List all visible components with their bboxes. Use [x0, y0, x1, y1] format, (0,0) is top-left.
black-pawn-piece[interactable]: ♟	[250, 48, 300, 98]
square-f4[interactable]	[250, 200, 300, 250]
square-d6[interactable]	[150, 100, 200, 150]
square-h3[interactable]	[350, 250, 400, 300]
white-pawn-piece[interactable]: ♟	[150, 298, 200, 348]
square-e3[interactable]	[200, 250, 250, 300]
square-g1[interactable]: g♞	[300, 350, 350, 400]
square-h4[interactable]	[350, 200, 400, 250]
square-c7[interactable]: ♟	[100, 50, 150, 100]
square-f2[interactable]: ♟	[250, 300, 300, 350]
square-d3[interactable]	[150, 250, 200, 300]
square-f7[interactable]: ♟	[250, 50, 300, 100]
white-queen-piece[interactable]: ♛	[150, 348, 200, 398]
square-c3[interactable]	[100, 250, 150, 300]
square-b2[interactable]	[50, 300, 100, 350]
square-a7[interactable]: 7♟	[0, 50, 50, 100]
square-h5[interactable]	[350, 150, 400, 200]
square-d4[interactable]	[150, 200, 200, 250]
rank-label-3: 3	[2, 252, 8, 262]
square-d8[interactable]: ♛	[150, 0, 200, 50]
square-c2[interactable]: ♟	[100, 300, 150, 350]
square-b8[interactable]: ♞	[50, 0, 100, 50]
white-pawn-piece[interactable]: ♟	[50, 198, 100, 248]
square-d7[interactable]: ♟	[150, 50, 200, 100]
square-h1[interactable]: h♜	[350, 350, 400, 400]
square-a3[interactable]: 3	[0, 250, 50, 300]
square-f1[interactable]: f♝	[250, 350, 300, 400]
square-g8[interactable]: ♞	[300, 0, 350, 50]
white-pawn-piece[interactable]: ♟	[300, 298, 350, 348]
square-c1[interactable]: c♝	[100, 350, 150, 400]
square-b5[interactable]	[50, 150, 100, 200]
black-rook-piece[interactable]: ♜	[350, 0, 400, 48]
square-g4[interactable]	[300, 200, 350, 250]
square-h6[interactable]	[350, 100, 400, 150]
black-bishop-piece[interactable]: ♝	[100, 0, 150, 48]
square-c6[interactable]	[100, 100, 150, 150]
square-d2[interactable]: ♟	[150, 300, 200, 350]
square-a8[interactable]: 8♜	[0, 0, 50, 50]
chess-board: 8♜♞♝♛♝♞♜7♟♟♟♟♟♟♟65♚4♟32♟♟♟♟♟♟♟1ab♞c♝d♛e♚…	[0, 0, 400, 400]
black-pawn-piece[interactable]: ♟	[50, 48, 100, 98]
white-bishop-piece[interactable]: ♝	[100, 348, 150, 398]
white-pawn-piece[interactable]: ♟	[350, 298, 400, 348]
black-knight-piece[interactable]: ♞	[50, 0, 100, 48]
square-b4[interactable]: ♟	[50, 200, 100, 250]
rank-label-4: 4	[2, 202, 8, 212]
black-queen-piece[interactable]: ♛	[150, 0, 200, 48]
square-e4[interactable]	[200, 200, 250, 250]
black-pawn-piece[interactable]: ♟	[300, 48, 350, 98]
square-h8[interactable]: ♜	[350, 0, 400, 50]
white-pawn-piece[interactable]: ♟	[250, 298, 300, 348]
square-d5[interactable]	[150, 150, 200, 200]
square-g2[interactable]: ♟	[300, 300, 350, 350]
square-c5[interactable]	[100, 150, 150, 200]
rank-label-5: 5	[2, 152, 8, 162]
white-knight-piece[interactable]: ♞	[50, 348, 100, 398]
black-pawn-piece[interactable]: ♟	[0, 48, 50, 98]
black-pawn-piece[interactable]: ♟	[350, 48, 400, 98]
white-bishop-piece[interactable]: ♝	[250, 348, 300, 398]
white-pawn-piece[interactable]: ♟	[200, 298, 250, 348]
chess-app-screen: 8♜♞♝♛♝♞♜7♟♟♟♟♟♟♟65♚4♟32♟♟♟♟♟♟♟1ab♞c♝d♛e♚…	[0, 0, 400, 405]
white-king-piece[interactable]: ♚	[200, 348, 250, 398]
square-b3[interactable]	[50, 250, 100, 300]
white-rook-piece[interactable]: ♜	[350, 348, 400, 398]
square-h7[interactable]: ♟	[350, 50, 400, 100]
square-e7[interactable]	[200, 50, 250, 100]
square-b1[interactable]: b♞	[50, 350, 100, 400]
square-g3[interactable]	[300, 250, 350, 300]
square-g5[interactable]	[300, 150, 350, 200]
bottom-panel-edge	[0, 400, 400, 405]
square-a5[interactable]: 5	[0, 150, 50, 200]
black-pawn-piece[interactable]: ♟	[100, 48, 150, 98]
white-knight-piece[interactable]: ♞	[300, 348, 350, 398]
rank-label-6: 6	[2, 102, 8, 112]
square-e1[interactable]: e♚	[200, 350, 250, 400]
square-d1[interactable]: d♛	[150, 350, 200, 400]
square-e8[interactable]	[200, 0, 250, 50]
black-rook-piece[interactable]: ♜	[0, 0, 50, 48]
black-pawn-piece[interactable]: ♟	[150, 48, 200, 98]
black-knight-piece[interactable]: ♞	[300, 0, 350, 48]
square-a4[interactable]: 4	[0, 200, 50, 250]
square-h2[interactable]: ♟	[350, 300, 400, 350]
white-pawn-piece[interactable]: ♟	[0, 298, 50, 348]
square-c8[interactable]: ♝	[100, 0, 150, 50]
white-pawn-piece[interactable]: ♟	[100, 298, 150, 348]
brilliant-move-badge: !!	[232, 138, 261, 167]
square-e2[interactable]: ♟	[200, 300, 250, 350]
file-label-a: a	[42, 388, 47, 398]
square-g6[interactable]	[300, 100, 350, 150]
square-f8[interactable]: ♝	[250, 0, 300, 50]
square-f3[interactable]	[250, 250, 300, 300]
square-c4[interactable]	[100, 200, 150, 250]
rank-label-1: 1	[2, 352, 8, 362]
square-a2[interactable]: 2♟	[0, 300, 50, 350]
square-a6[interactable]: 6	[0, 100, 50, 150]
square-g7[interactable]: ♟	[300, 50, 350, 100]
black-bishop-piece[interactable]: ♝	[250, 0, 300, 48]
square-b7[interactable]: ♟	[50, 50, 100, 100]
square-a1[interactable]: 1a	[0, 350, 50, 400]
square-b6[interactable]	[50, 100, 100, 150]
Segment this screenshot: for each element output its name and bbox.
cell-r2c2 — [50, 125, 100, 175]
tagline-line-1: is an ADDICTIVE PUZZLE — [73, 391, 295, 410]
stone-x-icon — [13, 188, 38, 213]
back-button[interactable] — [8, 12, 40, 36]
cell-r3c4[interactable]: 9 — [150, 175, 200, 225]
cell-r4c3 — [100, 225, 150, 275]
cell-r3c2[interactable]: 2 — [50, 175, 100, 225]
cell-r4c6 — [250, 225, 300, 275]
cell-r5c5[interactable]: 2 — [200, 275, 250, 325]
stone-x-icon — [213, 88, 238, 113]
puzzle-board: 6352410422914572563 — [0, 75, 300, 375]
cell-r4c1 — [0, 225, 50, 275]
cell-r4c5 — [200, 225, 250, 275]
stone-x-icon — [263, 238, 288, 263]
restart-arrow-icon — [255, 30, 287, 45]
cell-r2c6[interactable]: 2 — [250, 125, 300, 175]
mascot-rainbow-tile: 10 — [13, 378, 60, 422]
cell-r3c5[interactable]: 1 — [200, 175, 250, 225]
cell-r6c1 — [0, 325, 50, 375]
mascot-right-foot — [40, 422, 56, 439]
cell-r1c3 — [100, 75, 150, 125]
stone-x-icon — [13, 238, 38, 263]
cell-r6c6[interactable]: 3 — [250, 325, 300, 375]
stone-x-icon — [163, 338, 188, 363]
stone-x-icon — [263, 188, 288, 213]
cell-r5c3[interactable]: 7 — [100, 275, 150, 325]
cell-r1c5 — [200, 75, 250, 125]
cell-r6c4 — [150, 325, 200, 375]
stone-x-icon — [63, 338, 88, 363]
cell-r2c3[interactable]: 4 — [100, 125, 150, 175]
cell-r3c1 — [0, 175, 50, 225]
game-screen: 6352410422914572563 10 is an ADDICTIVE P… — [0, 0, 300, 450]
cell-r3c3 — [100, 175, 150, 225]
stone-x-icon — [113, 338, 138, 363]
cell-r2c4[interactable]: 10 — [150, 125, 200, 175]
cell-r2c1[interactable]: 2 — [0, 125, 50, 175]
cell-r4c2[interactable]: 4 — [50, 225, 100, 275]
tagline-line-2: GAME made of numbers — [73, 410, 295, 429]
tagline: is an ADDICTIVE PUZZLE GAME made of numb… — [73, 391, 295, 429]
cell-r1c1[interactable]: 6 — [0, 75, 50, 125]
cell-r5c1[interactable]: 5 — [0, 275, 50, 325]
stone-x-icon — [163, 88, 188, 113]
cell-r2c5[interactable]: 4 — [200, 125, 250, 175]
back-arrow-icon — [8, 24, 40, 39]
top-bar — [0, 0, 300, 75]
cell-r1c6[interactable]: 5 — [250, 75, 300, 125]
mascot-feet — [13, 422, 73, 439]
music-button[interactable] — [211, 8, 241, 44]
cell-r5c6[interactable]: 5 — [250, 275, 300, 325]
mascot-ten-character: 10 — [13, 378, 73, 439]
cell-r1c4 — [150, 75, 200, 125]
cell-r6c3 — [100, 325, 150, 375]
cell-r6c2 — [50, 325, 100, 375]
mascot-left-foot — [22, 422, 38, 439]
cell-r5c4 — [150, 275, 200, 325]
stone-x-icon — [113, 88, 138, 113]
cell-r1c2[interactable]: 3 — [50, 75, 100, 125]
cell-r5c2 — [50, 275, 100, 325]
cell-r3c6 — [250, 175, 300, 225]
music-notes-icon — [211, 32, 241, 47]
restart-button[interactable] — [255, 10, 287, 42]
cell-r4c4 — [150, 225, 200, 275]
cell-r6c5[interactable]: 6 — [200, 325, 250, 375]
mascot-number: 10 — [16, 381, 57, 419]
___
** Written instruction **
Reproduce the entries above verbatim, starting at the very first line and ending at the line that contains "350, 350, 400]", with both of those lines included.

** Finished exercise **
List all visible components with their bboxes. Use [x0, y0, x1, y1] format, (0,0) is top-left.
black-pawn-piece[interactable]: ♟	[250, 48, 300, 98]
square-f4[interactable]	[250, 200, 300, 250]
square-d6[interactable]	[150, 100, 200, 150]
square-h3[interactable]	[350, 250, 400, 300]
white-pawn-piece[interactable]: ♟	[150, 298, 200, 348]
square-e3[interactable]	[200, 250, 250, 300]
square-g1[interactable]: g♞	[300, 350, 350, 400]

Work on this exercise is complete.